- _Work required_
Check every line of the entries for "noise", and copy the lines that hold it.

---

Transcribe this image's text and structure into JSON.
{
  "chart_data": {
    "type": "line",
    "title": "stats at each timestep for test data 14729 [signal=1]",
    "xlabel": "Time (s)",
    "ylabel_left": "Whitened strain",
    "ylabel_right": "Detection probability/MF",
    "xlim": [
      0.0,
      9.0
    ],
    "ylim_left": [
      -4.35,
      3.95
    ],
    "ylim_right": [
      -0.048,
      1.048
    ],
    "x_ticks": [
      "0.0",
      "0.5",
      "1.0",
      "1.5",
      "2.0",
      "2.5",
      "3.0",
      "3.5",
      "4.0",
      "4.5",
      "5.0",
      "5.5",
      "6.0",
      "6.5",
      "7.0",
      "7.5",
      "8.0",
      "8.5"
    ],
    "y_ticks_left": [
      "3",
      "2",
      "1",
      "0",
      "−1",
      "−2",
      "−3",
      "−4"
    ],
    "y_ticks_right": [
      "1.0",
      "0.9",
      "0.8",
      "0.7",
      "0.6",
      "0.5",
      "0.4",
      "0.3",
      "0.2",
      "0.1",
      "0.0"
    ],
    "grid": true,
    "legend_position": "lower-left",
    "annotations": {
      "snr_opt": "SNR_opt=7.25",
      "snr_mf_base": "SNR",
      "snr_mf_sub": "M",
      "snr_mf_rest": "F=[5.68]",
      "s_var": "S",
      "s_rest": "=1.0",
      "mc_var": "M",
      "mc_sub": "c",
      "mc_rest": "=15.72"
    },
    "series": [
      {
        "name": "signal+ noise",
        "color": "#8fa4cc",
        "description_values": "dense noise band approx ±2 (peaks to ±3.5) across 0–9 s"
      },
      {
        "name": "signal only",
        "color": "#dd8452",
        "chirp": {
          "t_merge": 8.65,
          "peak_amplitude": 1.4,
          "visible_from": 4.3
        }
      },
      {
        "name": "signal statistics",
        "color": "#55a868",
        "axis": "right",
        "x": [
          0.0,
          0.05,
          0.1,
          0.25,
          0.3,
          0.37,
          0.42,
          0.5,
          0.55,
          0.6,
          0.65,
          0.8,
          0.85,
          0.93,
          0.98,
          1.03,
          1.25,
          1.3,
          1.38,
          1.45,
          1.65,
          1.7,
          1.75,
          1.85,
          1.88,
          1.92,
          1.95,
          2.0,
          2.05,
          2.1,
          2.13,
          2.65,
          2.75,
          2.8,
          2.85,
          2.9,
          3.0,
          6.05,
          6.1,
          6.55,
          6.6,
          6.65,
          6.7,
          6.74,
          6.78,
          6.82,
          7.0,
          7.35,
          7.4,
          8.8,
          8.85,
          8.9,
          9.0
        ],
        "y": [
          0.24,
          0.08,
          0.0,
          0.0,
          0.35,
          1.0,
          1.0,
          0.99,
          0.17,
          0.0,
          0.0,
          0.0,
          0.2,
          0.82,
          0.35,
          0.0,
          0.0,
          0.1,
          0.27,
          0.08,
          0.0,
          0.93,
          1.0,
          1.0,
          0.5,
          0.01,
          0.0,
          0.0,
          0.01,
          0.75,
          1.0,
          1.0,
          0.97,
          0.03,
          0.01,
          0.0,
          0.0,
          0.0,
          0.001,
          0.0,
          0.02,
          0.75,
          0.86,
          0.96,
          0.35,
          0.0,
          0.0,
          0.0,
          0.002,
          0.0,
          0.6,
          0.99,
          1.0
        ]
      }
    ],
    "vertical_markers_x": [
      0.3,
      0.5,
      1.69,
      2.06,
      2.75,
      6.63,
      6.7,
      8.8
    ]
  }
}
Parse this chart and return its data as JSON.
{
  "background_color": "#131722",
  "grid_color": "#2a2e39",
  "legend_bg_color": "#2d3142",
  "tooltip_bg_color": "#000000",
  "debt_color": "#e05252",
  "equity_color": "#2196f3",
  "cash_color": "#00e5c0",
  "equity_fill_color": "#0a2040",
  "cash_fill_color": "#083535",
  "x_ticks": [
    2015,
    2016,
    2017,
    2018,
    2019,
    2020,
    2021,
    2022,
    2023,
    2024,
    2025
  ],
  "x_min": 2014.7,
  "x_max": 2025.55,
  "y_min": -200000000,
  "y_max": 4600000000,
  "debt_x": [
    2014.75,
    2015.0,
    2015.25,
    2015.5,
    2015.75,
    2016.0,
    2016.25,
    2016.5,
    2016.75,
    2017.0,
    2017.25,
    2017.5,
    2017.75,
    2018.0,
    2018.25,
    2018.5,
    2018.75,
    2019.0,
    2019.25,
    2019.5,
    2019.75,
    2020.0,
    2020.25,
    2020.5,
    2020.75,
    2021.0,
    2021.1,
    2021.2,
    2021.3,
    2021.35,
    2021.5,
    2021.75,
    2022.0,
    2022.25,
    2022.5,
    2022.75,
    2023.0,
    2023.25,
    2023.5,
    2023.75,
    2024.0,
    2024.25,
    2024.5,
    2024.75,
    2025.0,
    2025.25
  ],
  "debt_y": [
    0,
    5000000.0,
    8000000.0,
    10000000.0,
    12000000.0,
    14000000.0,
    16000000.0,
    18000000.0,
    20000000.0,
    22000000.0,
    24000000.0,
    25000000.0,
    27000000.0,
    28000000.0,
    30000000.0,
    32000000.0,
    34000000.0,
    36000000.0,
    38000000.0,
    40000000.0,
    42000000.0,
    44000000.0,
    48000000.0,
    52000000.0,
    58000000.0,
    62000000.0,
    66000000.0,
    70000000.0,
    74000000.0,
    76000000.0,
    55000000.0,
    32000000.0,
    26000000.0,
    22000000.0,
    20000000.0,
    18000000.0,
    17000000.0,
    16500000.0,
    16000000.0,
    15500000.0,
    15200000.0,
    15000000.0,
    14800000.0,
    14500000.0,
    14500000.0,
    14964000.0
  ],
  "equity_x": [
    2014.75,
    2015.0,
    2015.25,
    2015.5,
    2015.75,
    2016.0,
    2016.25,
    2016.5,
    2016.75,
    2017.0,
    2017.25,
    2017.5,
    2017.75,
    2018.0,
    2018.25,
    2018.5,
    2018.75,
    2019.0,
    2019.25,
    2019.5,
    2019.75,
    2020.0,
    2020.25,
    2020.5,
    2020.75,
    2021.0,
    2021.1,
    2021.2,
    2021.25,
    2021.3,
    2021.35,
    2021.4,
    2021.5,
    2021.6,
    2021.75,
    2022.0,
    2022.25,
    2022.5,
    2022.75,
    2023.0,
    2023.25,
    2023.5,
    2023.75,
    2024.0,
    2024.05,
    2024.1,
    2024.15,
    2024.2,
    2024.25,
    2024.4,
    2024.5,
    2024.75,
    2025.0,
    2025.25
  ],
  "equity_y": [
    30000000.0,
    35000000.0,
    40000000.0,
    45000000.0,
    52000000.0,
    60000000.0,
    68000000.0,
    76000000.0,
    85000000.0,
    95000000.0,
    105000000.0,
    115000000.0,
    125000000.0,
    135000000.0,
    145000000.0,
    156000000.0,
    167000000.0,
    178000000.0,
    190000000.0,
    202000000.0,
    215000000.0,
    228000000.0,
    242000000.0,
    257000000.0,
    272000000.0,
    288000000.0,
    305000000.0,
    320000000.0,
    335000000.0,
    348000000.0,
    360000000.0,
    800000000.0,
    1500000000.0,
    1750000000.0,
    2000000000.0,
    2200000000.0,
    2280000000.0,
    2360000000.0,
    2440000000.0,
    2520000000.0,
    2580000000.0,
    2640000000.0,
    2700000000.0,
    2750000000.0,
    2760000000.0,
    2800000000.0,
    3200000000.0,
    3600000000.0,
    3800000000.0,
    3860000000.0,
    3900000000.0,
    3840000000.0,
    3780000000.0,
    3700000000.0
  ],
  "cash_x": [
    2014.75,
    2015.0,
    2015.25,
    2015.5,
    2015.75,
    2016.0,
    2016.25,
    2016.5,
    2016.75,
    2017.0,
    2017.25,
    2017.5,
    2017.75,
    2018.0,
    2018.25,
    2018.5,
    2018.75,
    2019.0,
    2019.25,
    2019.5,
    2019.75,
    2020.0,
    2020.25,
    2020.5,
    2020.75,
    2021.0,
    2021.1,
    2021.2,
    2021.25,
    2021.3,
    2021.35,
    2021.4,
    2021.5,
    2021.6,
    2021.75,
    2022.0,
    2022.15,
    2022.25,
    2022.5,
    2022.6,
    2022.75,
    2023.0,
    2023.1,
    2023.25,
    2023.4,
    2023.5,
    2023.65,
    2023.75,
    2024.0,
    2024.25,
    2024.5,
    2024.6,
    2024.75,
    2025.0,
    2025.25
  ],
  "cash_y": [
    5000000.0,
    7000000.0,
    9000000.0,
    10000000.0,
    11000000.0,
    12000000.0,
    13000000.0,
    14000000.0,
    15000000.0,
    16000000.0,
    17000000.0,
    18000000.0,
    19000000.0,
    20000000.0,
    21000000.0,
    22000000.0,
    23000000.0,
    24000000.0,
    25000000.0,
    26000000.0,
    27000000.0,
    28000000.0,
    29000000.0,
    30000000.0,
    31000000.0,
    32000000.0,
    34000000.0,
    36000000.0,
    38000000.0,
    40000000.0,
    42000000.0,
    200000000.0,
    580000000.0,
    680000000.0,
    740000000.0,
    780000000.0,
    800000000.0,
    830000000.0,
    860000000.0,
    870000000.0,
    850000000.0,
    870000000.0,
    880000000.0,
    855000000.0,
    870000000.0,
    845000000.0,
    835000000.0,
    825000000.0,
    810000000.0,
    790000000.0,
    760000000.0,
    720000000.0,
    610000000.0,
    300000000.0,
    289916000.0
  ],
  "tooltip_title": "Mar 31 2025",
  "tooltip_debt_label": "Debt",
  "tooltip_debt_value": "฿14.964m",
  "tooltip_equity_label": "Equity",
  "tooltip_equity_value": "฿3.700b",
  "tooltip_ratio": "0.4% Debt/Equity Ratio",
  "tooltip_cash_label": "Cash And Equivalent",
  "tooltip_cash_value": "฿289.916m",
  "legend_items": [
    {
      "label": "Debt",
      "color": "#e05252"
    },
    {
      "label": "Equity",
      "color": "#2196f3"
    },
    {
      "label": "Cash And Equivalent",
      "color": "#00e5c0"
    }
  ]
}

---

- _Result_
        "name": "signal+ noise",
        "description_values": "dense noise band approx ±2 (peaks to ±3.5) across 0–9 s"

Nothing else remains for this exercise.